== TASK DATA ==

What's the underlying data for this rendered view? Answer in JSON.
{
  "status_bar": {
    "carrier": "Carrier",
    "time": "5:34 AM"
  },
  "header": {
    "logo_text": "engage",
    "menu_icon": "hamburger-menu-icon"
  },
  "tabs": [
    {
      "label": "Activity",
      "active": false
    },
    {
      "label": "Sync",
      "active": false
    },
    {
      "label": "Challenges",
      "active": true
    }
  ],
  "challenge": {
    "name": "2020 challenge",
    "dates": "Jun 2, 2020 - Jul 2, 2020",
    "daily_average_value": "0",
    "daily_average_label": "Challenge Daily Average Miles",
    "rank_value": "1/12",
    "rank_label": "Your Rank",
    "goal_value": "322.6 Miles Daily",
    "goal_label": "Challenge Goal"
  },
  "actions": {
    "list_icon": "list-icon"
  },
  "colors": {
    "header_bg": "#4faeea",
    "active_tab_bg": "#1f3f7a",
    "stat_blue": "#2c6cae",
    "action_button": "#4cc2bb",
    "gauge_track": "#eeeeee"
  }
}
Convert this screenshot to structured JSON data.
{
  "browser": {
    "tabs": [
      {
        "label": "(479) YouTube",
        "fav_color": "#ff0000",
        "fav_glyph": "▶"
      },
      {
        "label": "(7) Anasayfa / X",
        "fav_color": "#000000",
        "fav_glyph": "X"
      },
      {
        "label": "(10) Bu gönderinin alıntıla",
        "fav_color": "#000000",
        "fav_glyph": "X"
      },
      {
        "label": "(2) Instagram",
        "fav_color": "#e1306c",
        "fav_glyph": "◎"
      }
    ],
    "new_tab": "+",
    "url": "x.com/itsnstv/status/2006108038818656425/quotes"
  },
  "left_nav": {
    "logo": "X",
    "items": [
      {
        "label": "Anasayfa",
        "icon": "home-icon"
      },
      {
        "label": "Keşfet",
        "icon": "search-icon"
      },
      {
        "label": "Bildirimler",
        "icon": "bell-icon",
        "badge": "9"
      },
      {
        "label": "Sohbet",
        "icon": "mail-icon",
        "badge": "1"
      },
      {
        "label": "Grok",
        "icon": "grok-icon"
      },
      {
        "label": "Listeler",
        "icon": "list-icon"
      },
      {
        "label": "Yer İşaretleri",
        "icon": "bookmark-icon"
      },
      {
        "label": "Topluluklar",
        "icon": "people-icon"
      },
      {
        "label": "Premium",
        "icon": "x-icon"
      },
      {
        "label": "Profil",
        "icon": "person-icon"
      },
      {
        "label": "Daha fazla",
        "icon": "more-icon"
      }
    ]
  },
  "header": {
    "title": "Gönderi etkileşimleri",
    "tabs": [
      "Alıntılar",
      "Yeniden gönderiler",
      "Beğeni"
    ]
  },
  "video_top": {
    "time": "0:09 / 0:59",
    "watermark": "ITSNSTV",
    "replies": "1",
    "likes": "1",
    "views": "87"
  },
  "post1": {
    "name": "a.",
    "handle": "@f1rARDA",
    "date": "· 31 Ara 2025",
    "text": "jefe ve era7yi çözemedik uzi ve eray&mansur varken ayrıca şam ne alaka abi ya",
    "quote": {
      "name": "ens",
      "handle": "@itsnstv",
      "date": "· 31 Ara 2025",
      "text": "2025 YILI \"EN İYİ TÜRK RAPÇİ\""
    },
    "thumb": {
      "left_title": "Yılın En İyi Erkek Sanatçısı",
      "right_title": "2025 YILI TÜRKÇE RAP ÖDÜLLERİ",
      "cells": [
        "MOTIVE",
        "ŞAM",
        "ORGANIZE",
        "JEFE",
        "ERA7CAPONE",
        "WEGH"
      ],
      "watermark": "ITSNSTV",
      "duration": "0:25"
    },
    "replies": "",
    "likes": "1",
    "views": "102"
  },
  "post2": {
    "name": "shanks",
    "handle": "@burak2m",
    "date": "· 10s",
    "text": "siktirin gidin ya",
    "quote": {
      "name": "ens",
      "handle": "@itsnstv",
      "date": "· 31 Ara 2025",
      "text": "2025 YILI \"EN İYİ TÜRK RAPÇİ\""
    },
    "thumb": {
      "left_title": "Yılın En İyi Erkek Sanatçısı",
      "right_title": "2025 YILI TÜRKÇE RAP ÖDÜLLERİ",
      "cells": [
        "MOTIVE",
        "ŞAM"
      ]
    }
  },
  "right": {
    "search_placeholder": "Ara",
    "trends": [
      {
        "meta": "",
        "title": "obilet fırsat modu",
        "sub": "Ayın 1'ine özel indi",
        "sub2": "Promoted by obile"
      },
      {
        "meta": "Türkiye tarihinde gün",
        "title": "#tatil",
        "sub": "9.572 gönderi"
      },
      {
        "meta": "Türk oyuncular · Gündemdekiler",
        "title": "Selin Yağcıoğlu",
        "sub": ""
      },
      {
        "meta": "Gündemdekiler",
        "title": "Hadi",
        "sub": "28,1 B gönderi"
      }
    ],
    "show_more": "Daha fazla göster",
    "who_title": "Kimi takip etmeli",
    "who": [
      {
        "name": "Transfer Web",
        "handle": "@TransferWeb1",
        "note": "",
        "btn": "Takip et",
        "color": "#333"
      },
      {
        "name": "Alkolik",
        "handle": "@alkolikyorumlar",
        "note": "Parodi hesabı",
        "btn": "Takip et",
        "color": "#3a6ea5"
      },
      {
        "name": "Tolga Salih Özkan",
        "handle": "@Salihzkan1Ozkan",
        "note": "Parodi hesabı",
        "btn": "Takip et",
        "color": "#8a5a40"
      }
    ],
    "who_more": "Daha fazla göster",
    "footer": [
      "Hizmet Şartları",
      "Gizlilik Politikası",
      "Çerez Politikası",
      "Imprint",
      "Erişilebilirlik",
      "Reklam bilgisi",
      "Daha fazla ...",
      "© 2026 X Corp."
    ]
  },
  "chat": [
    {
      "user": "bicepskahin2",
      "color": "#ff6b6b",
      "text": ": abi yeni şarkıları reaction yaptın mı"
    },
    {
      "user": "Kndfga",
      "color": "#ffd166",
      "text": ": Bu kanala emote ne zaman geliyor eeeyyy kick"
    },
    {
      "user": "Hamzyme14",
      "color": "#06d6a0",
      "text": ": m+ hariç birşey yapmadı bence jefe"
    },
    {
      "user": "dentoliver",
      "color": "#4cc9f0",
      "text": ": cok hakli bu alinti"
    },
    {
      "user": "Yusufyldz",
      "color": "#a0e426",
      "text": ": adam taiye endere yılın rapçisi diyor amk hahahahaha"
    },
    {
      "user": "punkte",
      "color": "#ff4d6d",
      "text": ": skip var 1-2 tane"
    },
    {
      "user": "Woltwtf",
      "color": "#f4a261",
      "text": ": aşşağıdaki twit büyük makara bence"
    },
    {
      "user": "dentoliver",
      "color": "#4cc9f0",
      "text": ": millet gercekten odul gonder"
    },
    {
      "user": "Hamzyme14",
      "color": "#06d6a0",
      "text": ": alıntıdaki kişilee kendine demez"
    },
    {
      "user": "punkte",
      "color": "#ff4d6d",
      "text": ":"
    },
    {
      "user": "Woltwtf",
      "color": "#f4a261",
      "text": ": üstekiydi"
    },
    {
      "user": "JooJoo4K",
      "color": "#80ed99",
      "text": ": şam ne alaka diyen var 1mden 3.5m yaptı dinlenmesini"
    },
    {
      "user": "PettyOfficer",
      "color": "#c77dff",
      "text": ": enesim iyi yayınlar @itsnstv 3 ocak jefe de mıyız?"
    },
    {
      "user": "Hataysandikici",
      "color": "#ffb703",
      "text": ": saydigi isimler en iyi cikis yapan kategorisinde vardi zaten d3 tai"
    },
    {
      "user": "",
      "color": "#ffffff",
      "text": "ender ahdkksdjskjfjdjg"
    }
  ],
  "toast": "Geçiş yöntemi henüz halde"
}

===

§ TO BE DONE:
Search the lines for "meta". Copy each line that has it.

§ WRITTEN ANSWER:
        "meta": "",
        "meta": "Türkiye tarihinde gün",
        "meta": "Türk oyuncular · Gündemdekiler",
        "meta": "Gündemdekiler",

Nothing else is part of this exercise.